(Data entries)
+++

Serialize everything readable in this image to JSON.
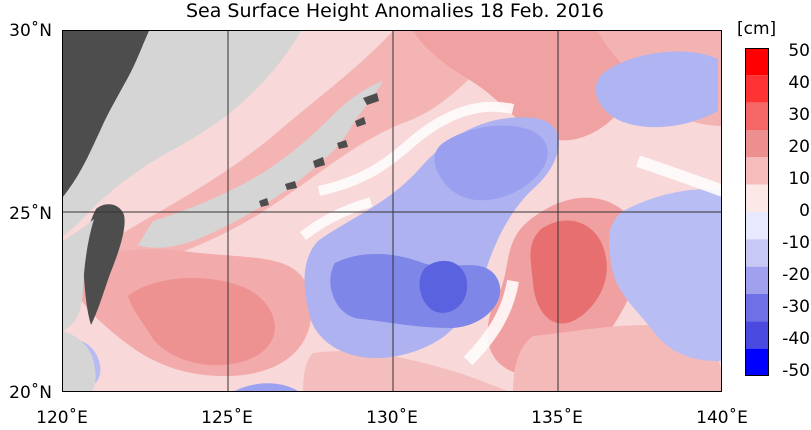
{
  "title": "Sea Surface Height Anomalies  18 Feb. 2016",
  "latitudes": [
    "30˚N",
    "25˚N",
    "20˚N"
  ],
  "longitudes": [
    "120˚E",
    "125˚E",
    "130˚E",
    "135˚E",
    "140˚E"
  ],
  "colorbar": {
    "unit": "[cm]",
    "ticks": [
      "50",
      "40",
      "30",
      "20",
      "10",
      "0",
      "-10",
      "-20",
      "-30",
      "-40",
      "-50"
    ],
    "colors": [
      "#ff0000",
      "#ff3333",
      "#f56767",
      "#ee8f8f",
      "#f6bcbc",
      "#fde8e8",
      "#e8e8ff",
      "#c8c8f6",
      "#a0a0ee",
      "#7070e6",
      "#4a4ae0",
      "#0000ff"
    ]
  },
  "colors": {
    "land": "#4d4d4d",
    "masked": "#d5d5d5",
    "positive": "#f29d9d",
    "negative": "#9ea4ef"
  }
}
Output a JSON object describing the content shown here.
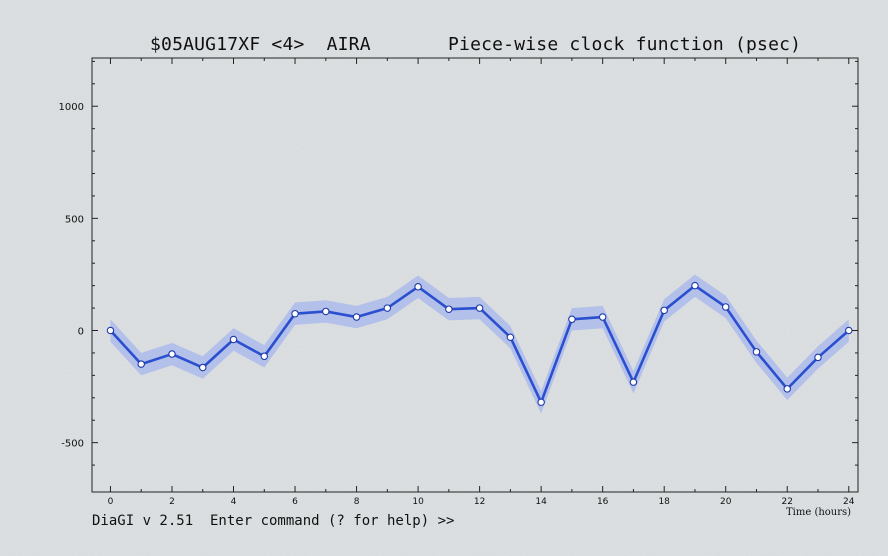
{
  "window": {
    "title": "$05AUG17XF <4>  AIRA       Piece-wise clock function (psec)",
    "status_line": "DiaGI v 2.51  Enter command (? for help) >>"
  },
  "chart_data": {
    "type": "line",
    "title": "$05AUG17XF <4>  AIRA       Piece-wise clock function (psec)",
    "xlabel": "Time (hours)",
    "ylabel": "",
    "xlim": [
      -0.6,
      24.3
    ],
    "ylim": [
      -720,
      1215
    ],
    "x_ticks": [
      0,
      2,
      4,
      6,
      8,
      10,
      12,
      14,
      16,
      18,
      20,
      22,
      24
    ],
    "y_ticks": [
      -500,
      0,
      500,
      1000
    ],
    "grid": false,
    "legend": "none",
    "series": [
      {
        "x": [
          0,
          1,
          2,
          3,
          4,
          5,
          6,
          7,
          8,
          9,
          10,
          11,
          12,
          13,
          14,
          15,
          16,
          17,
          18,
          19,
          20,
          21,
          22,
          23,
          24
        ],
        "y": [
          0,
          -150,
          -105,
          -165,
          -40,
          -115,
          75,
          85,
          60,
          100,
          195,
          95,
          100,
          -30,
          -320,
          50,
          60,
          -230,
          90,
          200,
          105,
          -95,
          -260,
          -120,
          0
        ],
        "error_band": 50,
        "color": "#2a4fcf",
        "band_color": "#a6b6ee"
      }
    ]
  }
}
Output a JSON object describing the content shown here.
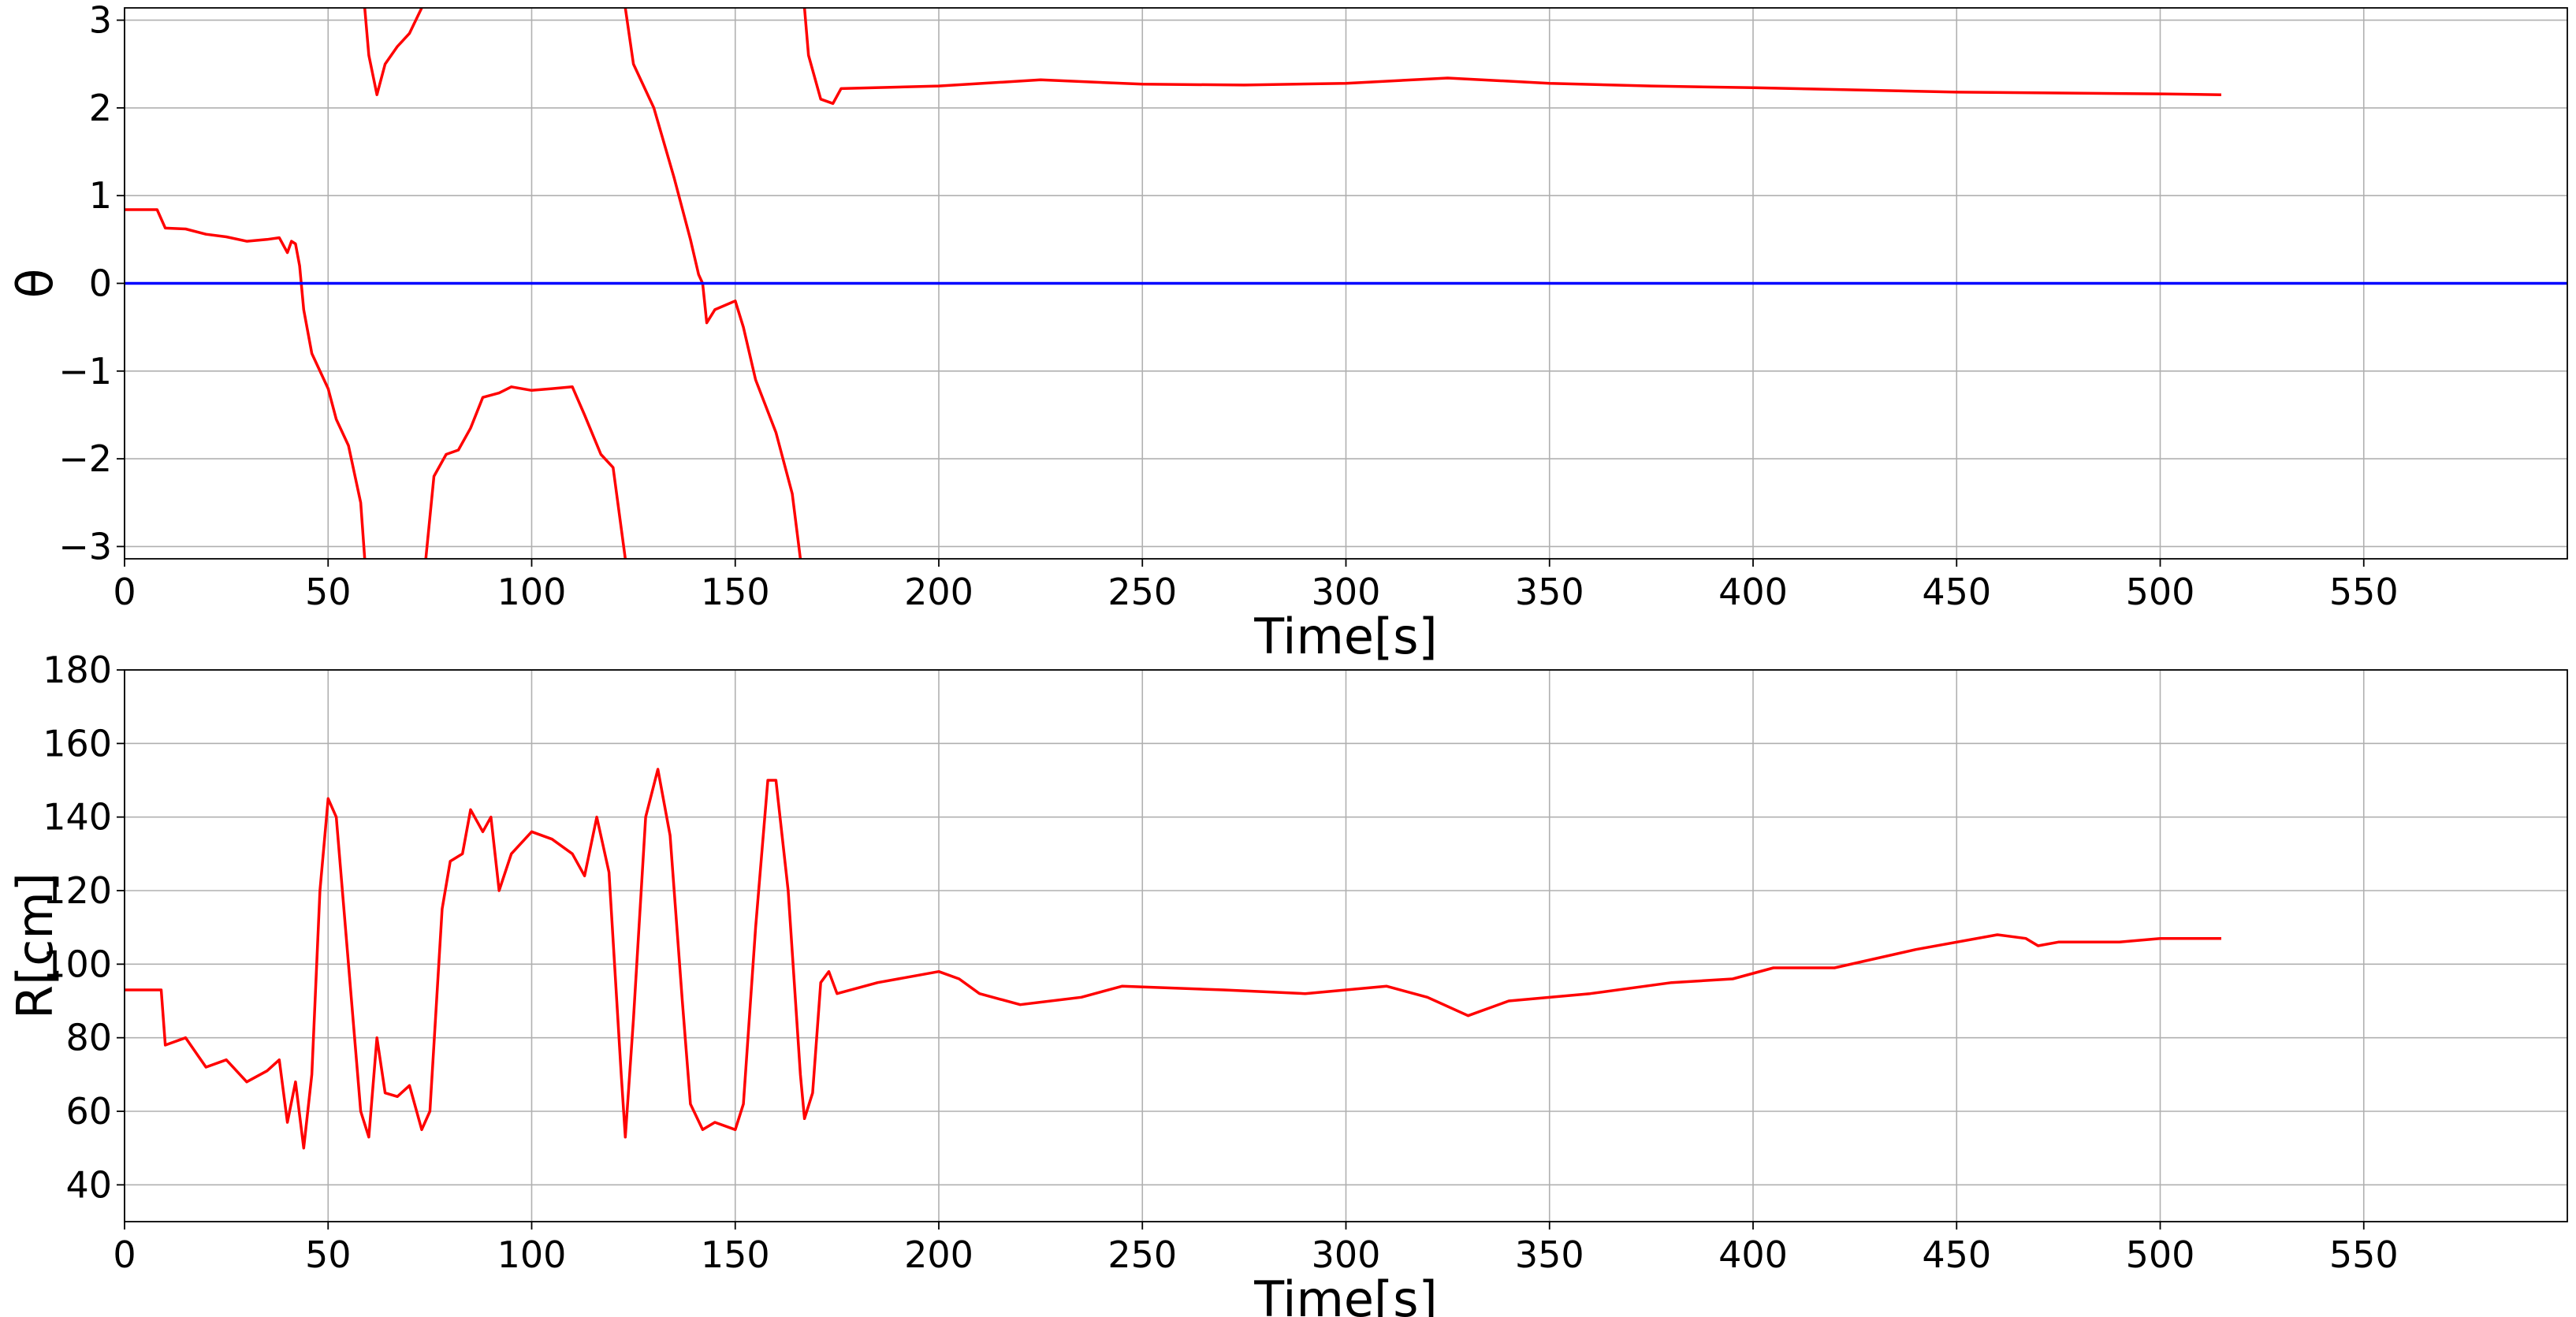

+++

> [What the task asks] Reproduce every line of the material precisely, omitting its pictures.

> [Finished task]
Serialize everything readable in this image to JSON.
{
  "title": "Sea Surface Height Anomalies  18 Feb. 2016",
  "latitudes": [
    "30˚N",
    "25˚N",
    "20˚N"
  ],
  "longitudes": [
    "120˚E",
    "125˚E",
    "130˚E",
    "135˚E",
    "140˚E"
  ],
  "colorbar": {
    "unit": "[cm]",
    "ticks": [
      "50",
      "40",
      "30",
      "20",
      "10",
      "0",
      "-10",
      "-20",
      "-30",
      "-40",
      "-50"
    ],
    "colors": [
      "#ff0000",
      "#ff3333",
      "#f56767",
      "#ee8f8f",
      "#f6bcbc",
      "#fde8e8",
      "#e8e8ff",
      "#c8c8f6",
      "#a0a0ee",
      "#7070e6",
      "#4a4ae0",
      "#0000ff"
    ]
  },
  "colors": {
    "land": "#4d4d4d",
    "masked": "#d5d5d5",
    "positive": "#f29d9d",
    "negative": "#9ea4ef"
  }
}
Output a JSON object describing the content shown here.
{
  "window": {
    "title": "$05AUG17XF <4>  AIRA       Piece-wise clock function (psec)",
    "status_line": "DiaGI v 2.51  Enter command (? for help) >>"
  },
  "chart_data": {
    "type": "line",
    "title": "$05AUG17XF <4>  AIRA       Piece-wise clock function (psec)",
    "xlabel": "Time (hours)",
    "ylabel": "",
    "xlim": [
      -0.6,
      24.3
    ],
    "ylim": [
      -720,
      1215
    ],
    "x_ticks": [
      0,
      2,
      4,
      6,
      8,
      10,
      12,
      14,
      16,
      18,
      20,
      22,
      24
    ],
    "y_ticks": [
      -500,
      0,
      500,
      1000
    ],
    "grid": false,
    "legend": "none",
    "series": [
      {
        "x": [
          0,
          1,
          2,
          3,
          4,
          5,
          6,
          7,
          8,
          9,
          10,
          11,
          12,
          13,
          14,
          15,
          16,
          17,
          18,
          19,
          20,
          21,
          22,
          23,
          24
        ],
        "y": [
          0,
          -150,
          -105,
          -165,
          -40,
          -115,
          75,
          85,
          60,
          100,
          195,
          95,
          100,
          -30,
          -320,
          50,
          60,
          -230,
          90,
          200,
          105,
          -95,
          -260,
          -120,
          0
        ],
        "error_band": 50,
        "color": "#2a4fcf",
        "band_color": "#a6b6ee"
      }
    ]
  }
}
Output a JSON object describing the content shown here.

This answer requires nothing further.